## ENTRIES SUPPLIED
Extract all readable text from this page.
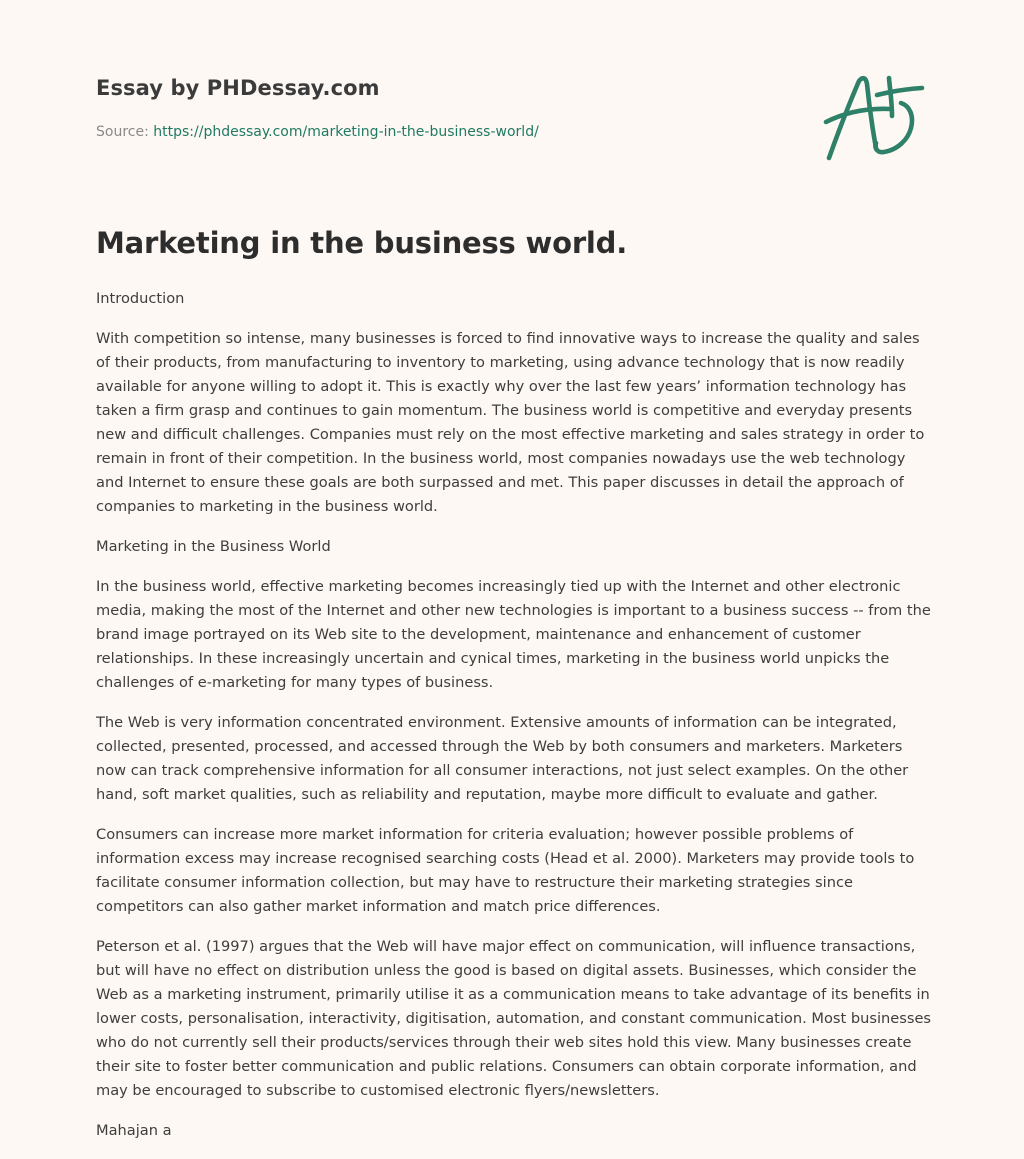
Essay by PHDessay.com
Source: https://phdessay.com/marketing-in-the-business-world/
Marketing in the business world.

Introduction

With competition so intense, many businesses is forced to find innovative ways to increase the quality and sales of their products, from manufacturing to inventory to marketing, using advance technology that is now readily available for anyone willing to adopt it. This is exactly why over the last few years’ information technology has taken a firm grasp and continues to gain momentum. The business world is competitive and everyday presents new and difficult challenges. Companies must rely on the most effective marketing and sales strategy in order to remain in front of their competition. In the business world, most companies nowadays use the web technology and Internet to ensure these goals are both surpassed and met. This paper discusses in detail the approach of companies to marketing in the business world.

Marketing in the Business World

In the business world, effective marketing becomes increasingly tied up with the Internet and other electronic media, making the most of the Internet and other new technologies is important to a business success -- from the brand image portrayed on its Web site to the development, maintenance and enhancement of customer relationships. In these increasingly uncertain and cynical times, marketing in the business world unpicks the challenges of e-marketing for many types of business.

The Web is very information concentrated environment. Extensive amounts of information can be integrated, collected, presented, processed, and accessed through the Web by both consumers and marketers. Marketers now can track comprehensive information for all consumer interactions, not just select examples. On the other hand, soft market qualities, such as reliability and reputation, maybe more difficult to evaluate and gather.

Consumers can increase more market information for criteria evaluation; however possible problems of information excess may increase recognised searching costs (Head et al. 2000). Marketers may provide tools to facilitate consumer information collection, but may have to restructure their marketing strategies since competitors can also gather market information and match price differences.

Peterson et al. (1997) argues that the Web will have major effect on communication, will influence transactions, but will have no effect on distribution unless the good is based on digital assets. Businesses, which consider the Web as a marketing instrument, primarily utilise it as a communication means to take advantage of its benefits in lower costs, personalisation, interactivity, digitisation, automation, and constant communication. Most businesses who do not currently sell their products/services through their web sites hold this view. Many businesses create their site to foster better communication and public relations. Consumers can obtain corporate information, and may be encouraged to subscribe to customised electronic flyers/newsletters.

Mahajan a
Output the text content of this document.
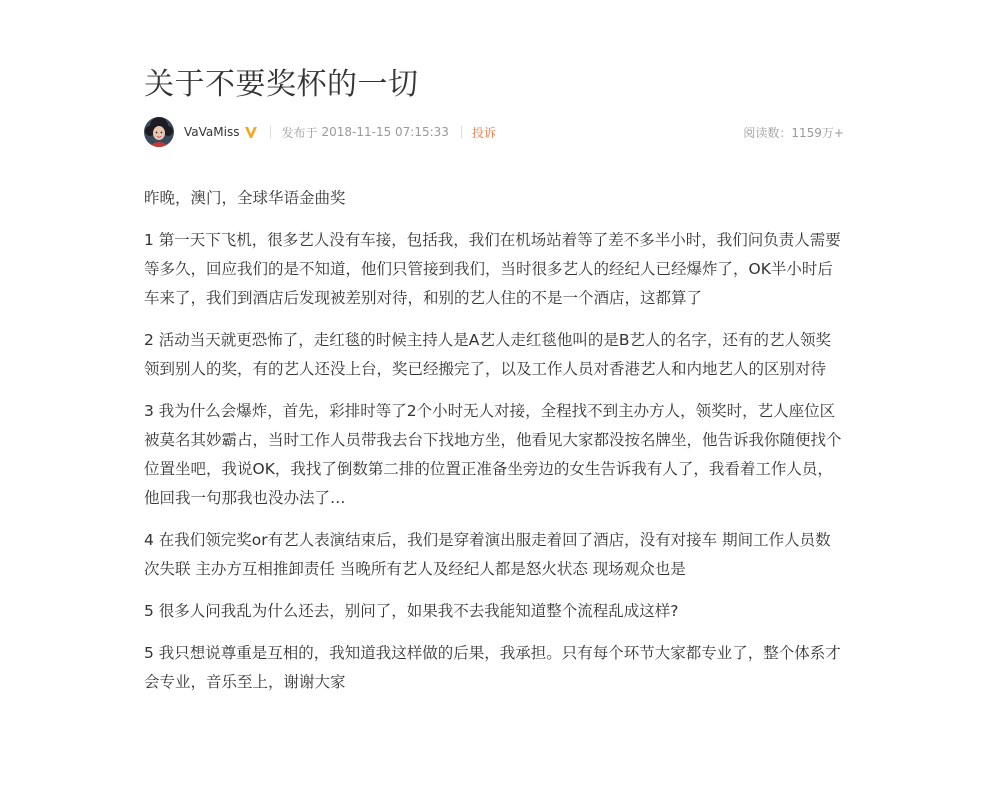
关于不要奖杯的一切
VaVaMiss	发布于 2018-11-15 07:15:33 投诉	阅读数：1159万+

昨晚，澳门，全球华语金曲奖

1 第一天下飞机，很多艺人没有车接，包括我，我们在机场站着等了差不多半小时，我们问负责人需要等多久，回应我们的是不知道，他们只管接到我们，当时很多艺人的经纪人已经爆炸了，OK半小时后车来了，我们到酒店后发现被差别对待，和别的艺人住的不是一个酒店，这都算了

2 活动当天就更恐怖了，走红毯的时候主持人是A艺人走红毯他叫的是B艺人的名字，还有的艺人领奖领到别人的奖，有的艺人还没上台，奖已经搬完了，以及工作人员对香港艺人和内地艺人的区别对待

3 我为什么会爆炸，首先，彩排时等了2个小时无人对接，全程找不到主办方人，领奖时，艺人座位区被莫名其妙霸占，当时工作人员带我去台下找地方坐，他看见大家都没按名牌坐，他告诉我你随便找个位置坐吧，我说OK，我找了倒数第二排的位置正准备坐旁边的女生告诉我有人了，我看着工作人员，他回我一句那我也没办法了…

4 在我们领完奖or有艺人表演结束后，我们是穿着演出服走着回了酒店，没有对接车 期间工作人员数次失联 主办方互相推卸责任 当晚所有艺人及经纪人都是怒火状态 现场观众也是

5 很多人问我乱为什么还去，别问了，如果我不去我能知道整个流程乱成这样?

5 我只想说尊重是互相的，我知道我这样做的后果，我承担。只有每个环节大家都专业了，整个体系才会专业，音乐至上，谢谢大家
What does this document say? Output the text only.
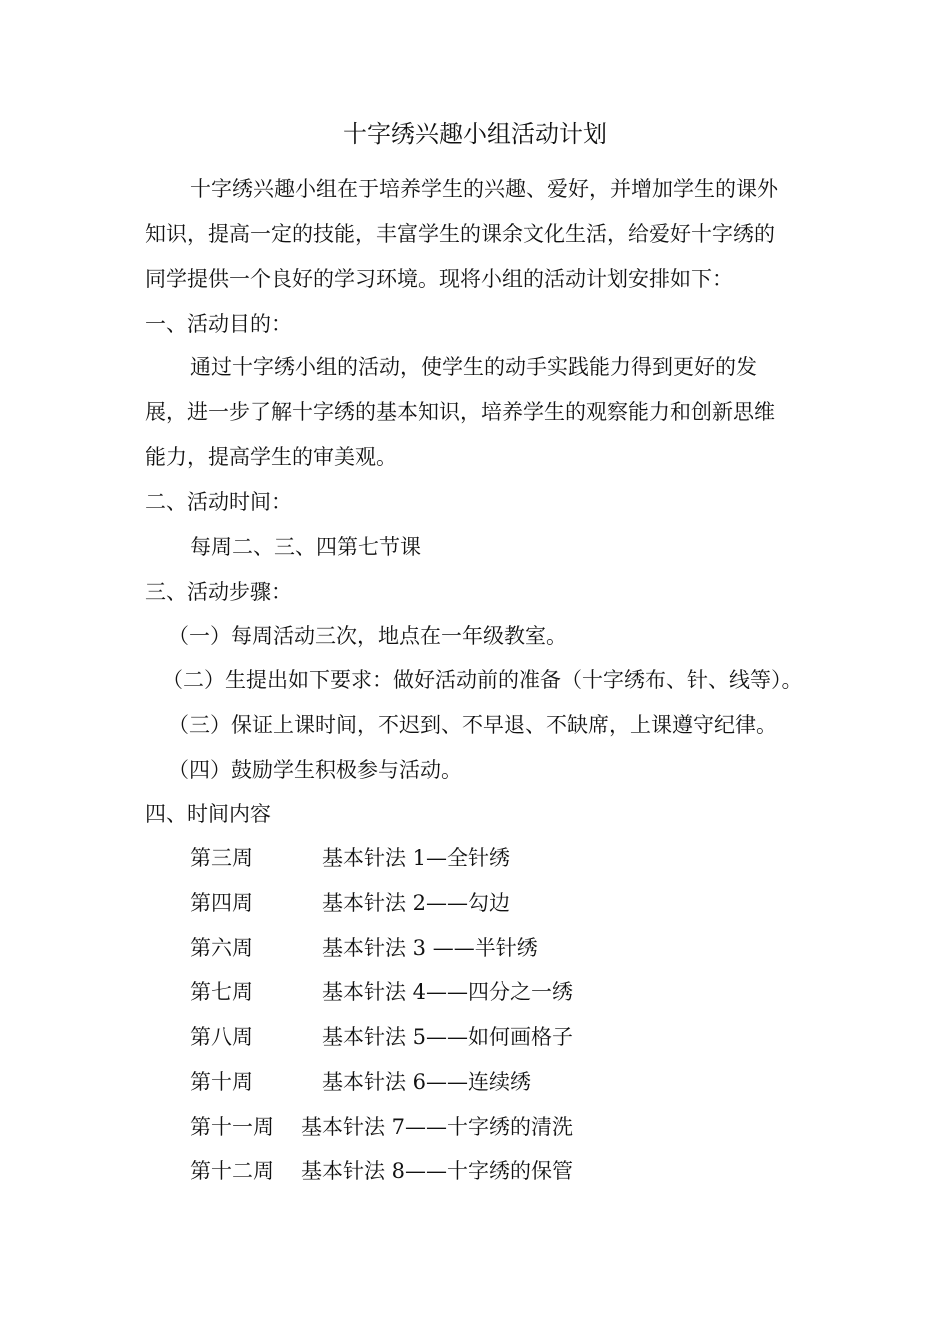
十字绣兴趣小组活动计划
十字绣兴趣小组在于培养学生的兴趣、爱好，并增加学生的课外
知识，提高一定的技能，丰富学生的课余文化生活，给爱好十字绣的
同学提供一个良好的学习环境。现将小组的活动计划安排如下：
一、活动目的：
通过十字绣小组的活动，使学生的动手实践能力得到更好的发
展，进一步了解十字绣的基本知识，培养学生的观察能力和创新思维
能力，提高学生的审美观。
二、活动时间：
每周二、三、四第七节课
三、活动步骤：
（一）每周活动三次，地点在一年级教室。
（二）生提出如下要求：做好活动前的准备（十字绣布、针、线等）。
（三）保证上课时间，不迟到、不早退、不缺席，上课遵守纪律。
（四）鼓励学生积极参与活动。
四、时间内容
第三周	基本针法 1—全针绣
第四周	基本针法 2——勾边
第六周	基本针法 3 ——半针绣
第七周	基本针法 4——四分之一绣
第八周	基本针法 5——如何画格子
第十周	基本针法 6——连续绣
第十一周 基本针法 7——十字绣的清洗
第十二周 基本针法 8——十字绣的保管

## REQUIREMENTS
The pictures in the entries should be left out; output everything else exactly.

## THE ANSWER
Extract all readable text from this page.
Essay by PHDessay.com
Source: https://phdessay.com/marketing-in-the-business-world/
Marketing in the business world.

Introduction

With competition so intense, many businesses is forced to find innovative ways to increase the quality and sales of their products, from manufacturing to inventory to marketing, using advance technology that is now readily available for anyone willing to adopt it. This is exactly why over the last few years’ information technology has taken a firm grasp and continues to gain momentum. The business world is competitive and everyday presents new and difficult challenges. Companies must rely on the most effective marketing and sales strategy in order to remain in front of their competition. In the business world, most companies nowadays use the web technology and Internet to ensure these goals are both surpassed and met. This paper discusses in detail the approach of companies to marketing in the business world.

Marketing in the Business World

In the business world, effective marketing becomes increasingly tied up with the Internet and other electronic media, making the most of the Internet and other new technologies is important to a business success -- from the brand image portrayed on its Web site to the development, maintenance and enhancement of customer relationships. In these increasingly uncertain and cynical times, marketing in the business world unpicks the challenges of e-marketing for many types of business.

The Web is very information concentrated environment. Extensive amounts of information can be integrated, collected, presented, processed, and accessed through the Web by both consumers and marketers. Marketers now can track comprehensive information for all consumer interactions, not just select examples. On the other hand, soft market qualities, such as reliability and reputation, maybe more difficult to evaluate and gather.

Consumers can increase more market information for criteria evaluation; however possible problems of information excess may increase recognised searching costs (Head et al. 2000). Marketers may provide tools to facilitate consumer information collection, but may have to restructure their marketing strategies since competitors can also gather market information and match price differences.

Peterson et al. (1997) argues that the Web will have major effect on communication, will influence transactions, but will have no effect on distribution unless the good is based on digital assets. Businesses, which consider the Web as a marketing instrument, primarily utilise it as a communication means to take advantage of its benefits in lower costs, personalisation, interactivity, digitisation, automation, and constant communication. Most businesses who do not currently sell their products/services through their web sites hold this view. Many businesses create their site to foster better communication and public relations. Consumers can obtain corporate information, and may be encouraged to subscribe to customised electronic flyers/newsletters.

Mahajan a
Output the text content of this document.
关于不要奖杯的一切
VaVaMiss	发布于 2018-11-15 07:15:33 投诉	阅读数：1159万+

昨晚，澳门，全球华语金曲奖

1 第一天下飞机，很多艺人没有车接，包括我，我们在机场站着等了差不多半小时，我们问负责人需要等多久，回应我们的是不知道，他们只管接到我们，当时很多艺人的经纪人已经爆炸了，OK半小时后车来了，我们到酒店后发现被差别对待，和别的艺人住的不是一个酒店，这都算了

2 活动当天就更恐怖了，走红毯的时候主持人是A艺人走红毯他叫的是B艺人的名字，还有的艺人领奖领到别人的奖，有的艺人还没上台，奖已经搬完了，以及工作人员对香港艺人和内地艺人的区别对待

3 我为什么会爆炸，首先，彩排时等了2个小时无人对接，全程找不到主办方人，领奖时，艺人座位区被莫名其妙霸占，当时工作人员带我去台下找地方坐，他看见大家都没按名牌坐，他告诉我你随便找个位置坐吧，我说OK，我找了倒数第二排的位置正准备坐旁边的女生告诉我有人了，我看着工作人员，他回我一句那我也没办法了…

4 在我们领完奖or有艺人表演结束后，我们是穿着演出服走着回了酒店，没有对接车 期间工作人员数次失联 主办方互相推卸责任 当晚所有艺人及经纪人都是怒火状态 现场观众也是

5 很多人问我乱为什么还去，别问了，如果我不去我能知道整个流程乱成这样?

5 我只想说尊重是互相的，我知道我这样做的后果，我承担。只有每个环节大家都专业了，整个体系才会专业，音乐至上，谢谢大家
What does this document say? Output the text only.
十字绣兴趣小组活动计划
十字绣兴趣小组在于培养学生的兴趣、爱好，并增加学生的课外
知识，提高一定的技能，丰富学生的课余文化生活，给爱好十字绣的
同学提供一个良好的学习环境。现将小组的活动计划安排如下：
一、活动目的：
通过十字绣小组的活动，使学生的动手实践能力得到更好的发
展，进一步了解十字绣的基本知识，培养学生的观察能力和创新思维
能力，提高学生的审美观。
二、活动时间：
每周二、三、四第七节课
三、活动步骤：
（一）每周活动三次，地点在一年级教室。
（二）生提出如下要求：做好活动前的准备（十字绣布、针、线等）。
（三）保证上课时间，不迟到、不早退、不缺席，上课遵守纪律。
（四）鼓励学生积极参与活动。
四、时间内容
第三周	基本针法 1—全针绣
第四周	基本针法 2——勾边
第六周	基本针法 3 ——半针绣
第七周	基本针法 4——四分之一绣
第八周	基本针法 5——如何画格子
第十周	基本针法 6——连续绣
第十一周 基本针法 7——十字绣的清洗
第十二周 基本针法 8——十字绣的保管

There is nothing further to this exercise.